**TASK DETAILS**
Restate the data exactly as given and keep the pictures out.

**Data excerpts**
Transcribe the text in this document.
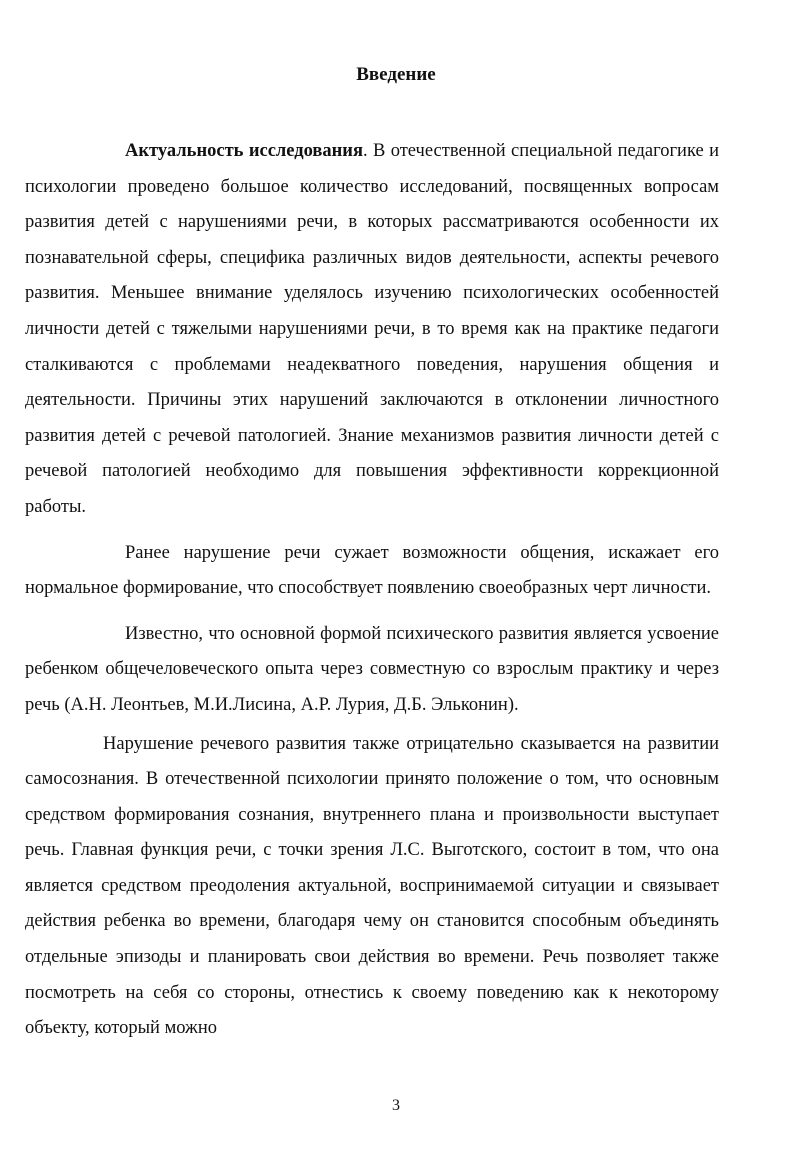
Введение

Актуальность исследования. В отечественной специальной педагогике и психологии проведено большое количество исследований, посвященных вопросам развития детей с нарушениями речи, в которых рассматриваются особенности их познавательной сферы, специфика различных видов деятельности, аспекты речевого развития. Меньшее внимание уделялось изучению психологических особенностей личности детей с тяжелыми нарушениями речи, в то время как на практике педагоги сталкиваются с проблемами неадекватного поведения, нарушения общения и деятельности. Причины этих нарушений заключаются в отклонении личностного развития детей с речевой патологией. Знание механизмов развития личности детей с речевой патологией необходимо для повышения эффективности коррекционной работы.

Ранее нарушение речи сужает возможности общения, искажает его нормальное формирование, что способствует появлению своеобразных черт личности.

Известно, что основной формой психического развития является усвоение ребенком общечеловеческого опыта через совместную со взрослым практику и через речь (А.Н. Леонтьев, М.И.Лисина, А.Р. Лурия, Д.Б. Эльконин).

Нарушение речевого развития также отрицательно сказывается на развитии самосознания. В отечественной психологии принято положение о том, что основным средством формирования сознания, внутреннего плана и произвольности выступает речь. Главная функция речи, с точки зрения Л.С. Выготского, состоит в том, что она является средством преодоления актуальной, воспринимаемой ситуации и связывает действия ребенка во времени, благодаря чему он становится способным объединять отдельные эпизоды и планировать свои действия во времени. Речь позволяет также посмотреть на себя со стороны, отнестись к своему поведению как к некоторому объекту, который можно

3
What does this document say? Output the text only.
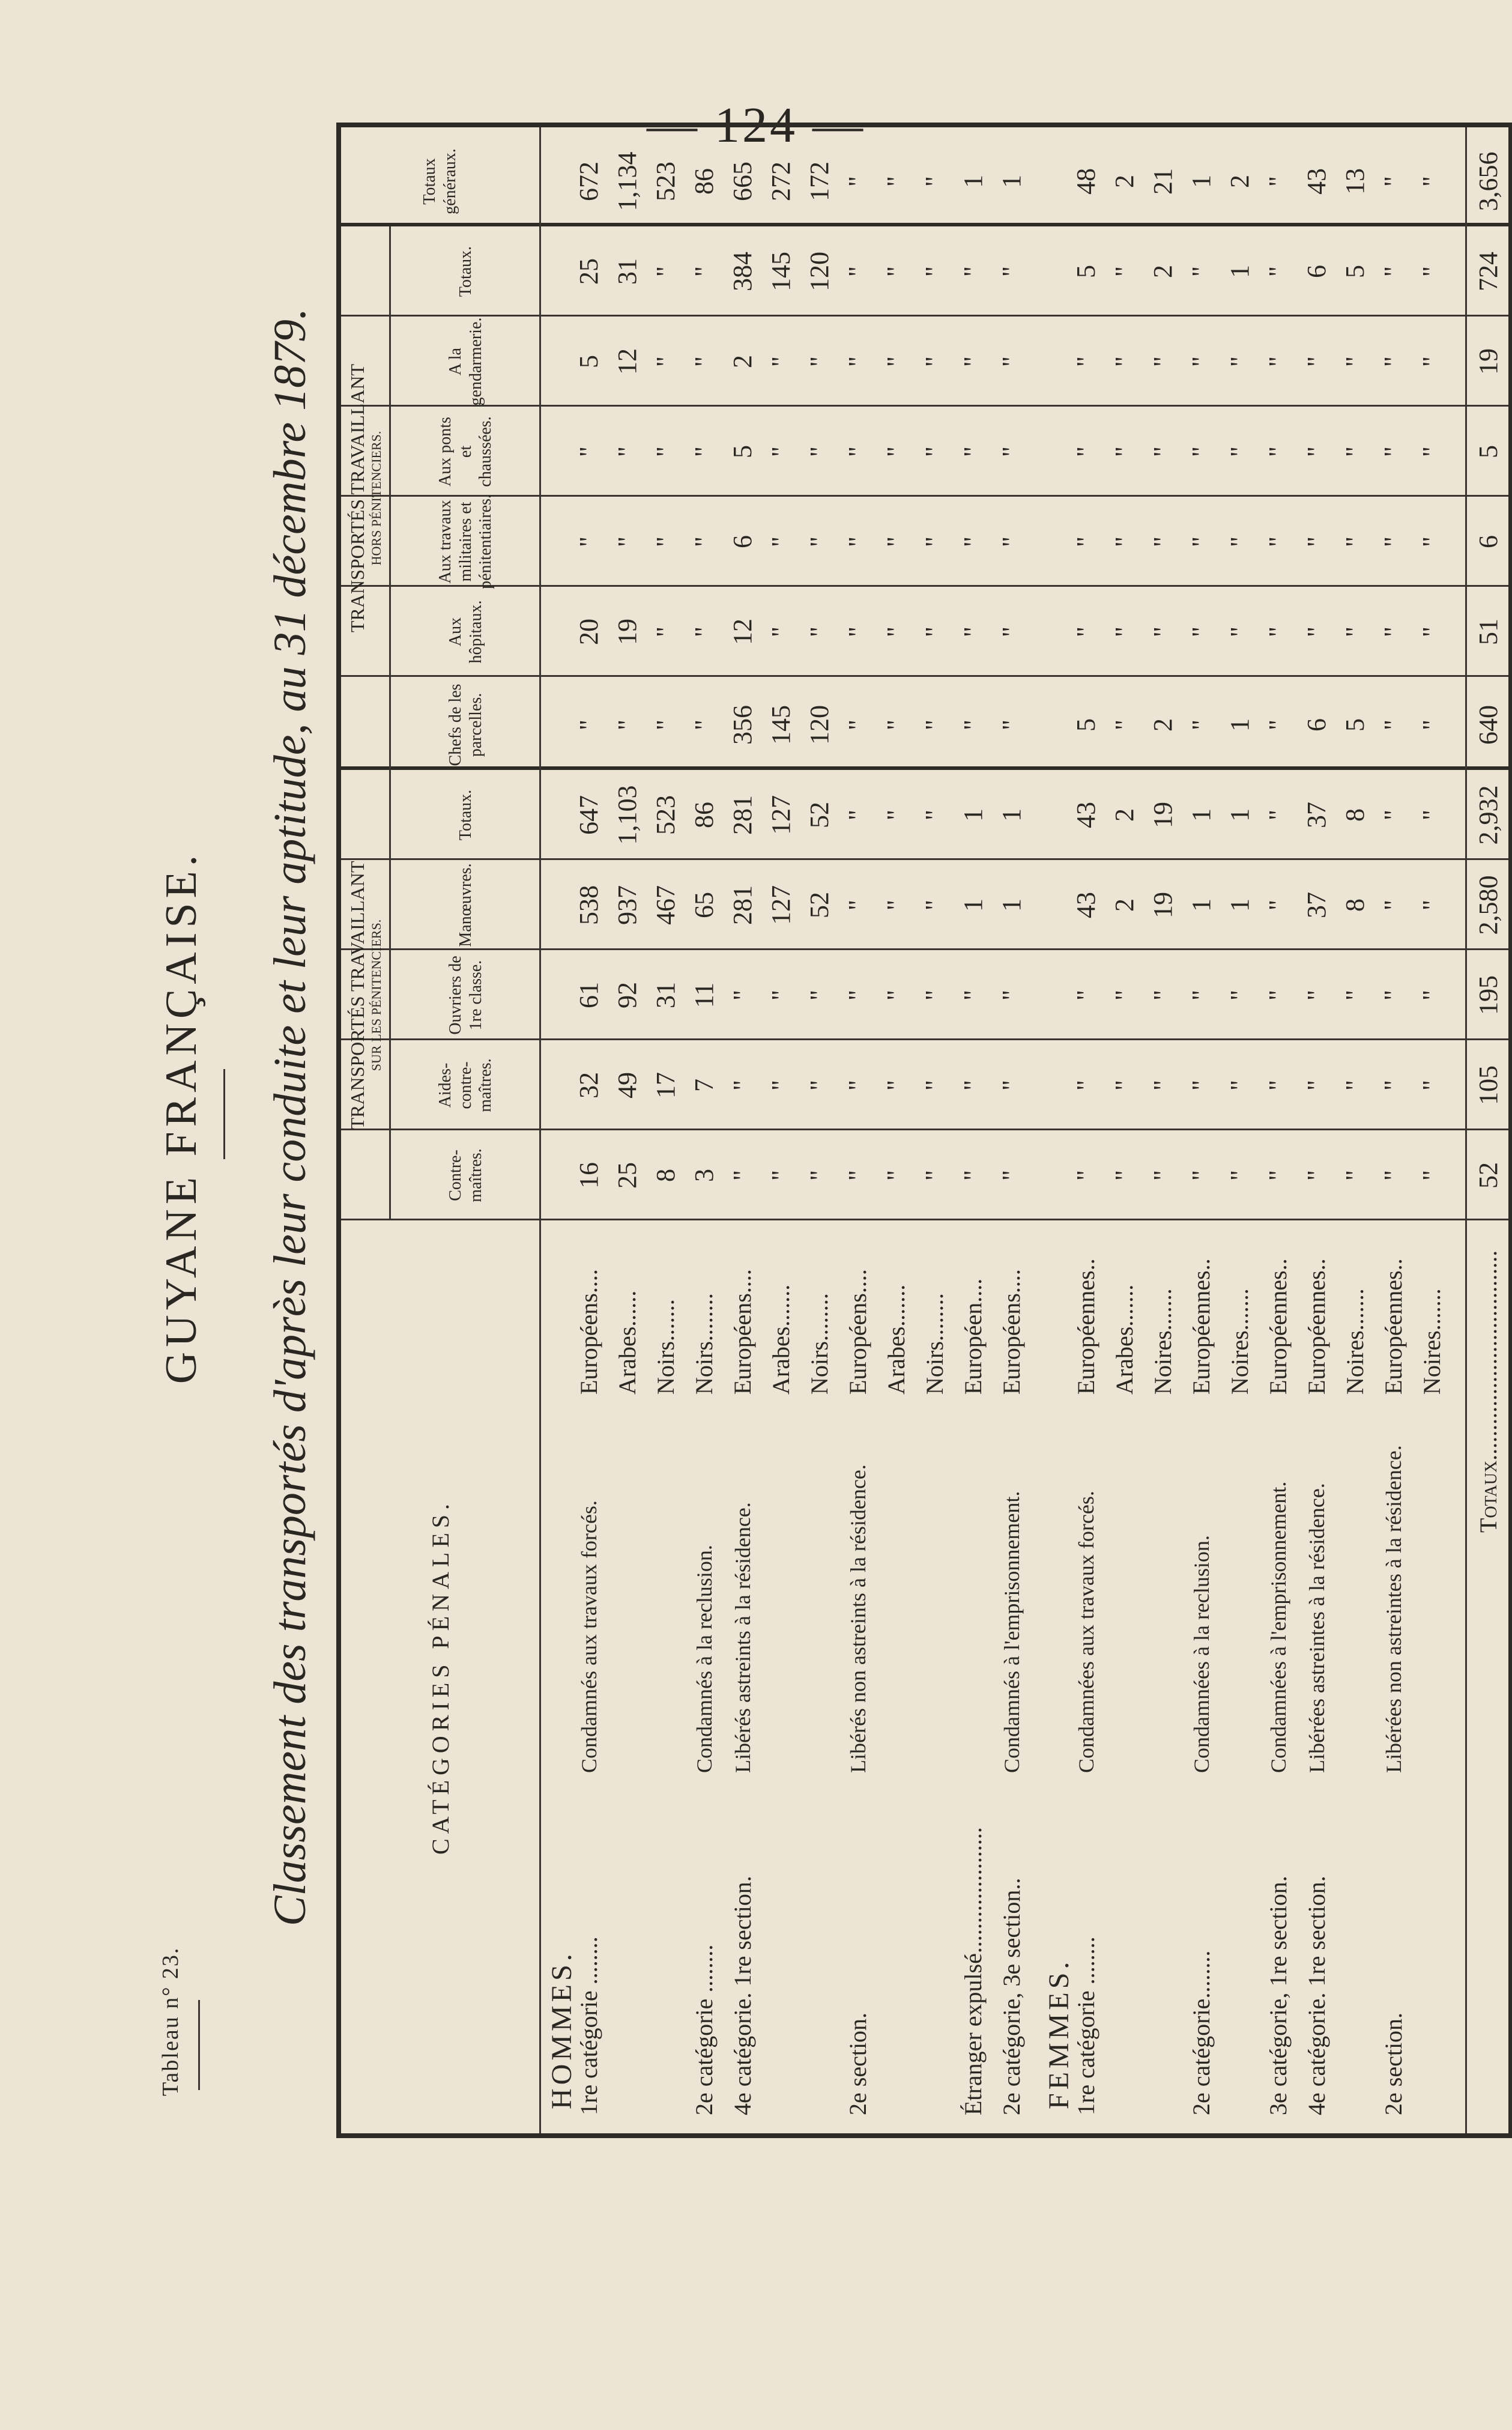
— 124 —
Tableau n° 23.
GUYANE FRANÇAISE. Classement des transportés d'après leur conduite et leur aptitude, au 31 décembre 1879.	CATÉGORIES PÉNALES.
TRANSPORTÉS TRAVAILLANT SUR LES PÉNITENCIERS.
TRANSPORTÉS TRAVAILLANT HORS PÉNITENCIERS.
Contre-maîtres.
Aides-contre-maîtres.
Ouvriers de 1re classe.
Manœuvres.
Totaux.
Chefs de les parcelles.
Aux hôpitaux.
Aux travaux militaires et pénitentiaires.
Aux ponts et chaussées.
A la gendarmerie.
Totaux.
Totaux généraux.
HOMMES.	FEMMES.
1re catégorie ........
Condamnés aux travaux forcés.
Européens....
16
32
61
538
647
"
20
"
"
5
25
672
Arabes......
25
49
92
937
1,103
"
19
"
"
12
31
1,134
Noirs.......
8
17
31
467
523
"
"
"
"
"
"
523
2e catégorie ........
Condamnés à la reclusion.
Noirs........
3
7
11
65
86
"
"
"
"
"
"
86
4e catégorie. 1re section.
Libérés astreints à la résidence.
Européens....
"
"
"
281
281
356
12
6
5
2
384
665
Arabes.......
"
"
"
127
127
145
"
"
"
"
145
272
Noirs........
"
"
"
52
52
120
"
"
"
"
120
172
2e section.
Libérés non astreints à la résidence.
Européens....
"
"
"
"
"
"
"
"
"
"
"
"
Arabes.......
"
"
"
"
"
"
"
"
"
"
"
"
Noirs........
"
"
"
"
"
"
"
"
"
"
"
"
Étranger expulsé.....................
Européen....
"
"
"
1
1
"
"
"
"
"
"
1
2e catégorie, 3e section..
Condamnés à l'emprisonnement.
Européens....
"
"
"
1
1
"
"
"
"
"
"
1
1re catégorie ........
Condamnées aux travaux forcés.
Européennes..
"
"
"
43
43
5
"
"
"
"
5
48
Arabes.......
"
"
"
2
2
"
"
"
"
"
"
2
Noires.......
"
"
"
19
19
2
"
"
"
"
2
21
2e catégorie........
Condamnées à la reclusion.
Européennes..
"
"
"
1
1
"
"
"
"
"
"
1
Noires.......
"
"
"
1
1
1
"
"
"
"
1
2
3e catégorie, 1re section.
Condamnées à l'emprisonnement.
Européennes..
"
"
"
"
"
"
"
"
"
"
"
"
4e catégorie. 1re section.
Libérées astreintes à la résidence.
Européennes..
"
"
"
37
37
6
"
"
"
"
6
43
Noires.......
"
"
"
8
8
5
"
"
"
"
5
13
2e section.
Libérées non astreintes à la résidence.
Européennes..
"
"
"
"
"
"
"
"
"
"
"
"
Noires.......
"
"
"
"
"
"
"
"
"
"
"
"
Totaux...................................
52
105
195
2,580
2,932
640
51
6
5
19
724
3,656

**COMPLETED EXERCISE**
Transcribe the text in this document.
Введение

Актуальность исследования. В отечественной специальной педагогике и психологии проведено большое количество исследований, посвященных вопросам развития детей с нарушениями речи, в которых рассматриваются особенности их познавательной сферы, специфика различных видов деятельности, аспекты речевого развития. Меньшее внимание уделялось изучению психологических особенностей личности детей с тяжелыми нарушениями речи, в то время как на практике педагоги сталкиваются с проблемами неадекватного поведения, нарушения общения и деятельности. Причины этих нарушений заключаются в отклонении личностного развития детей с речевой патологией. Знание механизмов развития личности детей с речевой патологией необходимо для повышения эффективности коррекционной работы.

Ранее нарушение речи сужает возможности общения, искажает его нормальное формирование, что способствует появлению своеобразных черт личности.

Известно, что основной формой психического развития является усвоение ребенком общечеловеческого опыта через совместную со взрослым практику и через речь (А.Н. Леонтьев, М.И.Лисина, А.Р. Лурия, Д.Б. Эльконин).

Нарушение речевого развития также отрицательно сказывается на развитии самосознания. В отечественной психологии принято положение о том, что основным средством формирования сознания, внутреннего плана и произвольности выступает речь. Главная функция речи, с точки зрения Л.С. Выготского, состоит в том, что она является средством преодоления актуальной, воспринимаемой ситуации и связывает действия ребенка во времени, благодаря чему он становится способным объединять отдельные эпизоды и планировать свои действия во времени. Речь позволяет также посмотреть на себя со стороны, отнестись к своему поведению как к некоторому объекту, который можно

3
What does this document say? Output the text only.
— 124 —
Tableau n° 23.
GUYANE FRANÇAISE. Classement des transportés d'après leur conduite et leur aptitude, au 31 décembre 1879.	CATÉGORIES PÉNALES.
TRANSPORTÉS TRAVAILLANT SUR LES PÉNITENCIERS.
TRANSPORTÉS TRAVAILLANT HORS PÉNITENCIERS.
Contre-maîtres.
Aides-contre-maîtres.
Ouvriers de 1re classe.
Manœuvres.
Totaux.
Chefs de les parcelles.
Aux hôpitaux.
Aux travaux militaires et pénitentiaires.
Aux ponts et chaussées.
A la gendarmerie.
Totaux.
Totaux généraux.
HOMMES.	FEMMES.
1re catégorie ........
Condamnés aux travaux forcés.
Européens....
16
32
61
538
647
"
20
"
"
5
25
672
Arabes......
25
49
92
937
1,103
"
19
"
"
12
31
1,134
Noirs.......
8
17
31
467
523
"
"
"
"
"
"
523
2e catégorie ........
Condamnés à la reclusion.
Noirs........
3
7
11
65
86
"
"
"
"
"
"
86
4e catégorie. 1re section.
Libérés astreints à la résidence.
Européens....
"
"
"
281
281
356
12
6
5
2
384
665
Arabes.......
"
"
"
127
127
145
"
"
"
"
145
272
Noirs........
"
"
"
52
52
120
"
"
"
"
120
172
2e section.
Libérés non astreints à la résidence.
Européens....
"
"
"
"
"
"
"
"
"
"
"
"
Arabes.......
"
"
"
"
"
"
"
"
"
"
"
"
Noirs........
"
"
"
"
"
"
"
"
"
"
"
"
Étranger expulsé.....................
Européen....
"
"
"
1
1
"
"
"
"
"
"
1
2e catégorie, 3e section..
Condamnés à l'emprisonnement.
Européens....
"
"
"
1
1
"
"
"
"
"
"
1
1re catégorie ........
Condamnées aux travaux forcés.
Européennes..
"
"
"
43
43
5
"
"
"
"
5
48
Arabes.......
"
"
"
2
2
"
"
"
"
"
"
2
Noires.......
"
"
"
19
19
2
"
"
"
"
2
21
2e catégorie........
Condamnées à la reclusion.
Européennes..
"
"
"
1
1
"
"
"
"
"
"
1
Noires.......
"
"
"
1
1
1
"
"
"
"
1
2
3e catégorie, 1re section.
Condamnées à l'emprisonnement.
Européennes..
"
"
"
"
"
"
"
"
"
"
"
"
4e catégorie. 1re section.
Libérées astreintes à la résidence.
Européennes..
"
"
"
37
37
6
"
"
"
"
6
43
Noires.......
"
"
"
8
8
5
"
"
"
"
5
13
2e section.
Libérées non astreintes à la résidence.
Européennes..
"
"
"
"
"
"
"
"
"
"
"
"
Noires.......
"
"
"
"
"
"
"
"
"
"
"
"
Totaux...................................
52
105
195
2,580
2,932
640
51
6
5
19
724
3,656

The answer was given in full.